TO DO: Transcribe everything in the data word for word. Pictures are left out.

## begin PROVIDED ENTRIES

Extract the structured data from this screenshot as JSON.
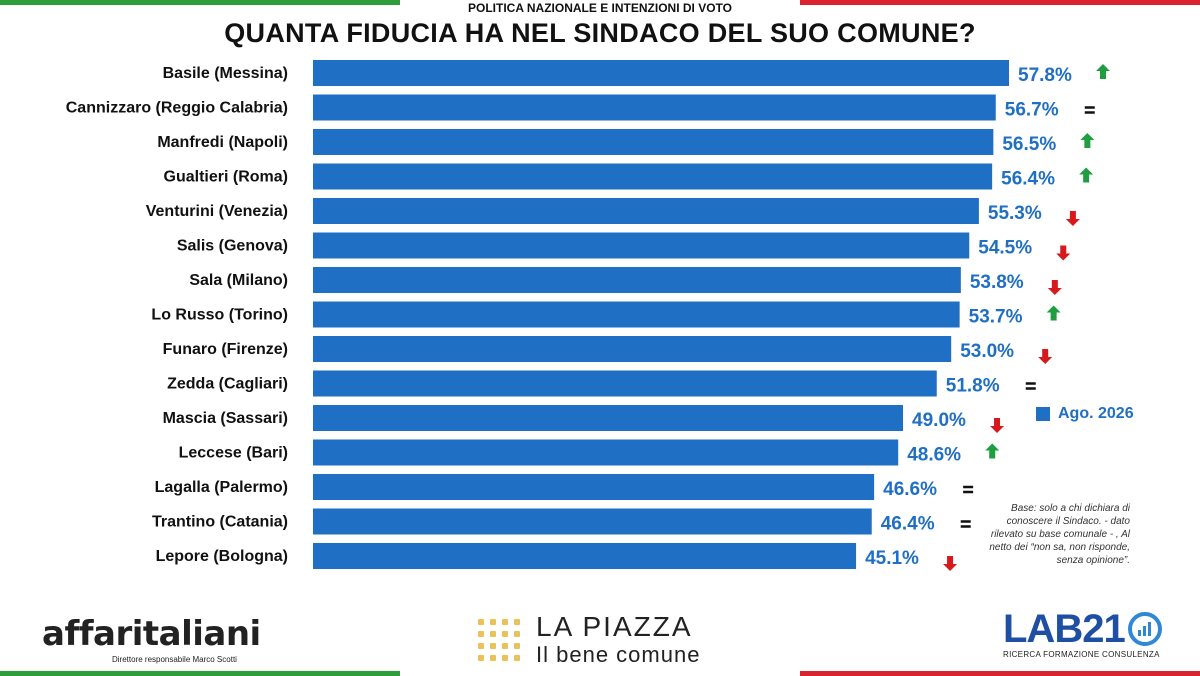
{
  "header": {
    "kicker": "POLITICA NAZIONALE E INTENZIONI DI VOTO",
    "title": "QUANTA FIDUCIA HA NEL SINDACO DEL SUO COMUNE?"
  },
  "chart_data": {
    "type": "bar",
    "orientation": "horizontal",
    "categories": [
      "Basile (Messina)",
      "Cannizzaro (Reggio Calabria)",
      "Manfredi (Napoli)",
      "Gualtieri (Roma)",
      "Venturini (Venezia)",
      "Salis (Genova)",
      "Sala (Milano)",
      "Lo Russo (Torino)",
      "Funaro (Firenze)",
      "Zedda (Cagliari)",
      "Mascia (Sassari)",
      "Leccese (Bari)",
      "Lagalla (Palermo)",
      "Trantino (Catania)",
      "Lepore (Bologna)"
    ],
    "series": [
      {
        "name": "Ago. 2026",
        "values": [
          57.8,
          56.7,
          56.5,
          56.4,
          55.3,
          54.5,
          53.8,
          53.7,
          53.0,
          51.8,
          49.0,
          48.6,
          46.6,
          46.4,
          45.1
        ]
      }
    ],
    "value_labels": [
      "57.8%",
      "56.7%",
      "56.5%",
      "56.4%",
      "55.3%",
      "54.5%",
      "53.8%",
      "53.7%",
      "53.0%",
      "51.8%",
      "49.0%",
      "48.6%",
      "46.6%",
      "46.4%",
      "45.1%"
    ],
    "trends": [
      "up",
      "same",
      "up",
      "up",
      "down",
      "down",
      "down",
      "up",
      "down",
      "same",
      "down",
      "up",
      "same",
      "same",
      "down"
    ],
    "xlim": [
      0,
      57.8
    ],
    "legend_position": "right",
    "grid": false,
    "colors": {
      "bar": "#1f6fc4",
      "label": "#1f6fc4",
      "up": "#1f9e3f",
      "down": "#d7191c",
      "same": "#111111"
    }
  },
  "legend": {
    "label": "Ago. 2026"
  },
  "note": "Base: solo a chi dichiara di conoscere il Sindaco. - dato rilevato su base comunale - , Al netto dei “non sa, non risponde, senza opinione”.",
  "footer": {
    "affari_logo": "affaritaliani",
    "affari_sub": "Direttore responsabile Marco Scotti",
    "piazza_line1": "LA PIAZZA",
    "piazza_line2": "Il bene comune",
    "lab_logo": "LAB21",
    "lab_sub": "RICERCA FORMAZIONE CONSULENZA"
  }
}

## end PROVIDED ENTRIES

EXERCISE OUTPUT:
Extract the structured data from this screenshot as JSON.
{
  "header": {
    "kicker": "POLITICA NAZIONALE E INTENZIONI DI VOTO",
    "title": "QUANTA FIDUCIA HA NEL SINDACO DEL SUO COMUNE?"
  },
  "chart_data": {
    "type": "bar",
    "orientation": "horizontal",
    "categories": [
      "Basile (Messina)",
      "Cannizzaro (Reggio Calabria)",
      "Manfredi (Napoli)",
      "Gualtieri (Roma)",
      "Venturini (Venezia)",
      "Salis (Genova)",
      "Sala (Milano)",
      "Lo Russo (Torino)",
      "Funaro (Firenze)",
      "Zedda (Cagliari)",
      "Mascia (Sassari)",
      "Leccese (Bari)",
      "Lagalla (Palermo)",
      "Trantino (Catania)",
      "Lepore (Bologna)"
    ],
    "series": [
      {
        "name": "Ago. 2026",
        "values": [
          57.8,
          56.7,
          56.5,
          56.4,
          55.3,
          54.5,
          53.8,
          53.7,
          53.0,
          51.8,
          49.0,
          48.6,
          46.6,
          46.4,
          45.1
        ]
      }
    ],
    "value_labels": [
      "57.8%",
      "56.7%",
      "56.5%",
      "56.4%",
      "55.3%",
      "54.5%",
      "53.8%",
      "53.7%",
      "53.0%",
      "51.8%",
      "49.0%",
      "48.6%",
      "46.6%",
      "46.4%",
      "45.1%"
    ],
    "trends": [
      "up",
      "same",
      "up",
      "up",
      "down",
      "down",
      "down",
      "up",
      "down",
      "same",
      "down",
      "up",
      "same",
      "same",
      "down"
    ],
    "xlim": [
      0,
      57.8
    ],
    "legend_position": "right",
    "grid": false,
    "colors": {
      "bar": "#1f6fc4",
      "label": "#1f6fc4",
      "up": "#1f9e3f",
      "down": "#d7191c",
      "same": "#111111"
    }
  },
  "legend": {
    "label": "Ago. 2026"
  },
  "note": "Base: solo a chi dichiara di conoscere il Sindaco. - dato rilevato su base comunale - , Al netto dei “non sa, non risponde, senza opinione”.",
  "footer": {
    "affari_logo": "affaritaliani",
    "affari_sub": "Direttore responsabile Marco Scotti",
    "piazza_line1": "LA PIAZZA",
    "piazza_line2": "Il bene comune",
    "lab_logo": "LAB21",
    "lab_sub": "RICERCA FORMAZIONE CONSULENZA"
  }
}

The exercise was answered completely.